**Instruction:** Copy every line of the material below word for word.

[Extracted records]
__________
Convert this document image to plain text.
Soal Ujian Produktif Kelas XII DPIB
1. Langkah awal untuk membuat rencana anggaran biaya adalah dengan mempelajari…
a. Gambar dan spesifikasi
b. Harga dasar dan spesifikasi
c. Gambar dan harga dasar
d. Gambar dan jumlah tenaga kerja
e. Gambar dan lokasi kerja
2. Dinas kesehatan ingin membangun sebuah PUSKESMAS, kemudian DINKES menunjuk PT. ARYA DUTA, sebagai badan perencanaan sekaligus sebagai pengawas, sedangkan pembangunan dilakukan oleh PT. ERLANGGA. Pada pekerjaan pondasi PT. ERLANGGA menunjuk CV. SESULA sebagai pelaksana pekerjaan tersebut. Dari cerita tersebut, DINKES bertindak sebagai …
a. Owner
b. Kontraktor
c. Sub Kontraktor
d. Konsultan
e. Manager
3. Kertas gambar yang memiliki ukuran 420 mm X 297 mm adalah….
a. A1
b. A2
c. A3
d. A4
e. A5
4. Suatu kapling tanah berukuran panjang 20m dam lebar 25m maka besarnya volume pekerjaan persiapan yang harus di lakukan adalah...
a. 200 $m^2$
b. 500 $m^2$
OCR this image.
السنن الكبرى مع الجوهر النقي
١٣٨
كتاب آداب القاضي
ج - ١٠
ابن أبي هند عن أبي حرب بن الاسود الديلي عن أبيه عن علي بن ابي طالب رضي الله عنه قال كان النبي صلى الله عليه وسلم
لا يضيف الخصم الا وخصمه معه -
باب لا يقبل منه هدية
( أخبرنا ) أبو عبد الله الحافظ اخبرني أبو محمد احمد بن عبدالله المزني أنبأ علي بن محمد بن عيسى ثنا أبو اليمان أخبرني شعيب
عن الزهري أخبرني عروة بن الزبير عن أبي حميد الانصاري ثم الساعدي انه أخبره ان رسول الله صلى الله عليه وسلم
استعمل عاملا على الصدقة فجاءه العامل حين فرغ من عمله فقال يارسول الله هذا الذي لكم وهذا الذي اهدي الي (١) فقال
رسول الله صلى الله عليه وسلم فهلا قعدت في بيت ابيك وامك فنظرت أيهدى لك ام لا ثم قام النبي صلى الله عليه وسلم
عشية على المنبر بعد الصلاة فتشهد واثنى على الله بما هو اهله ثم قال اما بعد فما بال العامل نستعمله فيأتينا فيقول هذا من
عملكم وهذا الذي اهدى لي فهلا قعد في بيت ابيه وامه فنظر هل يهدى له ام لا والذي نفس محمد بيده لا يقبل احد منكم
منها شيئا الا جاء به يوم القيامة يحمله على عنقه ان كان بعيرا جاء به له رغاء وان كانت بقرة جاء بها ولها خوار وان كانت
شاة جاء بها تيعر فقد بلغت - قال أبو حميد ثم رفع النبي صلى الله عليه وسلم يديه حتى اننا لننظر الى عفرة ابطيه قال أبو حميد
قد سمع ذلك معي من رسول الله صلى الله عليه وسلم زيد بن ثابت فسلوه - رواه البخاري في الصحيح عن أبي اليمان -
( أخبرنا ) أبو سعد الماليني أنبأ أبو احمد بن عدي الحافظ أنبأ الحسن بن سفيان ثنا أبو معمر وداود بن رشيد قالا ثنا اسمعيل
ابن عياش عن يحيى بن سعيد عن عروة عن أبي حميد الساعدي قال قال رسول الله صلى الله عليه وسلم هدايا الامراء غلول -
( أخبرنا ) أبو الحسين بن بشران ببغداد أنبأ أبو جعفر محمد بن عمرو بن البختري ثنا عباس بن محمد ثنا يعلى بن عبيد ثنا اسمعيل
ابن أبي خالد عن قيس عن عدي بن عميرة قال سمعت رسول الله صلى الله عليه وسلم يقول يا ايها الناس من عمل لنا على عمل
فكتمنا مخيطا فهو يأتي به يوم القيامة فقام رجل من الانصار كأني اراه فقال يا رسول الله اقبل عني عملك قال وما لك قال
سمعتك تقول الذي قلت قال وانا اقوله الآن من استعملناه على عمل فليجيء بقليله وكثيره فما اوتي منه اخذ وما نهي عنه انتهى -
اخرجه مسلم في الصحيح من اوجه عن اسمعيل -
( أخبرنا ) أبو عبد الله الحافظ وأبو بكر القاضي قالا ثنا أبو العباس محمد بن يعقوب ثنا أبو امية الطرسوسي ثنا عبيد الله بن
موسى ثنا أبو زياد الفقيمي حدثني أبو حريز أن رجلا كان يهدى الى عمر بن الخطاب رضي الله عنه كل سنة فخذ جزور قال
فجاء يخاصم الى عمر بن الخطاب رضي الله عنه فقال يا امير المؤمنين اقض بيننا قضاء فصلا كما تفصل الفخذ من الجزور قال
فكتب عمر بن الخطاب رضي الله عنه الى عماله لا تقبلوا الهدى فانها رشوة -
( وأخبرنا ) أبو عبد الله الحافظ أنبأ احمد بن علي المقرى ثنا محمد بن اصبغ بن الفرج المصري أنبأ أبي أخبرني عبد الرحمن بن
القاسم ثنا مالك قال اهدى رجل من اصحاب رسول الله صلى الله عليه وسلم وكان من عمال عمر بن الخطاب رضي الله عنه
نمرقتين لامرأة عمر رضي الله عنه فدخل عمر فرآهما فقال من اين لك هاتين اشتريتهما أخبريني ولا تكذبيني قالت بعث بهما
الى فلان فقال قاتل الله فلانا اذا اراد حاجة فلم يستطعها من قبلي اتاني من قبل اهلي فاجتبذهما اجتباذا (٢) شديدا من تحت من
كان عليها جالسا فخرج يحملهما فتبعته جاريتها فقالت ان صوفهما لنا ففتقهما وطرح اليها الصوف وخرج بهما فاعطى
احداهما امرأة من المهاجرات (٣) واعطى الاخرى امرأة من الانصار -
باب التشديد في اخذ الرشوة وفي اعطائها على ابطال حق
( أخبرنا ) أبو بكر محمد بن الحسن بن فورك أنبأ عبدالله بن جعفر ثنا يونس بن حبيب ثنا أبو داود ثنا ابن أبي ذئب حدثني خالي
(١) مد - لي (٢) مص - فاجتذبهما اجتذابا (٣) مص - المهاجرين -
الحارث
__________
**The completed task:**
Convert this document image to plain text.
Soal Ujian Produktif Kelas XII DPIB
1. Langkah awal untuk membuat rencana anggaran biaya adalah dengan mempelajari…
a. Gambar dan spesifikasi
b. Harga dasar dan spesifikasi
c. Gambar dan harga dasar
d. Gambar dan jumlah tenaga kerja
e. Gambar dan lokasi kerja
2. Dinas kesehatan ingin membangun sebuah PUSKESMAS, kemudian DINKES menunjuk PT. ARYA DUTA, sebagai badan perencanaan sekaligus sebagai pengawas, sedangkan pembangunan dilakukan oleh PT. ERLANGGA. Pada pekerjaan pondasi PT. ERLANGGA menunjuk CV. SESULA sebagai pelaksana pekerjaan tersebut. Dari cerita tersebut, DINKES bertindak sebagai …
a. Owner
b. Kontraktor
c. Sub Kontraktor
d. Konsultan
e. Manager
3. Kertas gambar yang memiliki ukuran 420 mm X 297 mm adalah….
a. A1
b. A2
c. A3
d. A4
e. A5
4. Suatu kapling tanah berukuran panjang 20m dam lebar 25m maka besarnya volume pekerjaan persiapan yang harus di lakukan adalah...
a. 200 $m^2$
b. 500 $m^2$
OCR this image.
السنن الكبرى مع الجوهر النقي
١٣٨
كتاب آداب القاضي
ج - ١٠
ابن أبي هند عن أبي حرب بن الاسود الديلي عن أبيه عن علي بن ابي طالب رضي الله عنه قال كان النبي صلى الله عليه وسلم
لا يضيف الخصم الا وخصمه معه -
باب لا يقبل منه هدية
( أخبرنا ) أبو عبد الله الحافظ اخبرني أبو محمد احمد بن عبدالله المزني أنبأ علي بن محمد بن عيسى ثنا أبو اليمان أخبرني شعيب
عن الزهري أخبرني عروة بن الزبير عن أبي حميد الانصاري ثم الساعدي انه أخبره ان رسول الله صلى الله عليه وسلم
استعمل عاملا على الصدقة فجاءه العامل حين فرغ من عمله فقال يارسول الله هذا الذي لكم وهذا الذي اهدي الي (١) فقال
رسول الله صلى الله عليه وسلم فهلا قعدت في بيت ابيك وامك فنظرت أيهدى لك ام لا ثم قام النبي صلى الله عليه وسلم
عشية على المنبر بعد الصلاة فتشهد واثنى على الله بما هو اهله ثم قال اما بعد فما بال العامل نستعمله فيأتينا فيقول هذا من
عملكم وهذا الذي اهدى لي فهلا قعد في بيت ابيه وامه فنظر هل يهدى له ام لا والذي نفس محمد بيده لا يقبل احد منكم
منها شيئا الا جاء به يوم القيامة يحمله على عنقه ان كان بعيرا جاء به له رغاء وان كانت بقرة جاء بها ولها خوار وان كانت
شاة جاء بها تيعر فقد بلغت - قال أبو حميد ثم رفع النبي صلى الله عليه وسلم يديه حتى اننا لننظر الى عفرة ابطيه قال أبو حميد
قد سمع ذلك معي من رسول الله صلى الله عليه وسلم زيد بن ثابت فسلوه - رواه البخاري في الصحيح عن أبي اليمان -
( أخبرنا ) أبو سعد الماليني أنبأ أبو احمد بن عدي الحافظ أنبأ الحسن بن سفيان ثنا أبو معمر وداود بن رشيد قالا ثنا اسمعيل
ابن عياش عن يحيى بن سعيد عن عروة عن أبي حميد الساعدي قال قال رسول الله صلى الله عليه وسلم هدايا الامراء غلول -
( أخبرنا ) أبو الحسين بن بشران ببغداد أنبأ أبو جعفر محمد بن عمرو بن البختري ثنا عباس بن محمد ثنا يعلى بن عبيد ثنا اسمعيل
ابن أبي خالد عن قيس عن عدي بن عميرة قال سمعت رسول الله صلى الله عليه وسلم يقول يا ايها الناس من عمل لنا على عمل
فكتمنا مخيطا فهو يأتي به يوم القيامة فقام رجل من الانصار كأني اراه فقال يا رسول الله اقبل عني عملك قال وما لك قال
سمعتك تقول الذي قلت قال وانا اقوله الآن من استعملناه على عمل فليجيء بقليله وكثيره فما اوتي منه اخذ وما نهي عنه انتهى -
اخرجه مسلم في الصحيح من اوجه عن اسمعيل -
( أخبرنا ) أبو عبد الله الحافظ وأبو بكر القاضي قالا ثنا أبو العباس محمد بن يعقوب ثنا أبو امية الطرسوسي ثنا عبيد الله بن
موسى ثنا أبو زياد الفقيمي حدثني أبو حريز أن رجلا كان يهدى الى عمر بن الخطاب رضي الله عنه كل سنة فخذ جزور قال
فجاء يخاصم الى عمر بن الخطاب رضي الله عنه فقال يا امير المؤمنين اقض بيننا قضاء فصلا كما تفصل الفخذ من الجزور قال
فكتب عمر بن الخطاب رضي الله عنه الى عماله لا تقبلوا الهدى فانها رشوة -
( وأخبرنا ) أبو عبد الله الحافظ أنبأ احمد بن علي المقرى ثنا محمد بن اصبغ بن الفرج المصري أنبأ أبي أخبرني عبد الرحمن بن
القاسم ثنا مالك قال اهدى رجل من اصحاب رسول الله صلى الله عليه وسلم وكان من عمال عمر بن الخطاب رضي الله عنه
نمرقتين لامرأة عمر رضي الله عنه فدخل عمر فرآهما فقال من اين لك هاتين اشتريتهما أخبريني ولا تكذبيني قالت بعث بهما
الى فلان فقال قاتل الله فلانا اذا اراد حاجة فلم يستطعها من قبلي اتاني من قبل اهلي فاجتبذهما اجتباذا (٢) شديدا من تحت من
كان عليها جالسا فخرج يحملهما فتبعته جاريتها فقالت ان صوفهما لنا ففتقهما وطرح اليها الصوف وخرج بهما فاعطى
احداهما امرأة من المهاجرات (٣) واعطى الاخرى امرأة من الانصار -
باب التشديد في اخذ الرشوة وفي اعطائها على ابطال حق
( أخبرنا ) أبو بكر محمد بن الحسن بن فورك أنبأ عبدالله بن جعفر ثنا يونس بن حبيب ثنا أبو داود ثنا ابن أبي ذئب حدثني خالي
(١) مد - لي (٢) مص - فاجتذبهما اجتذابا (٣) مص - المهاجرين -
الحارث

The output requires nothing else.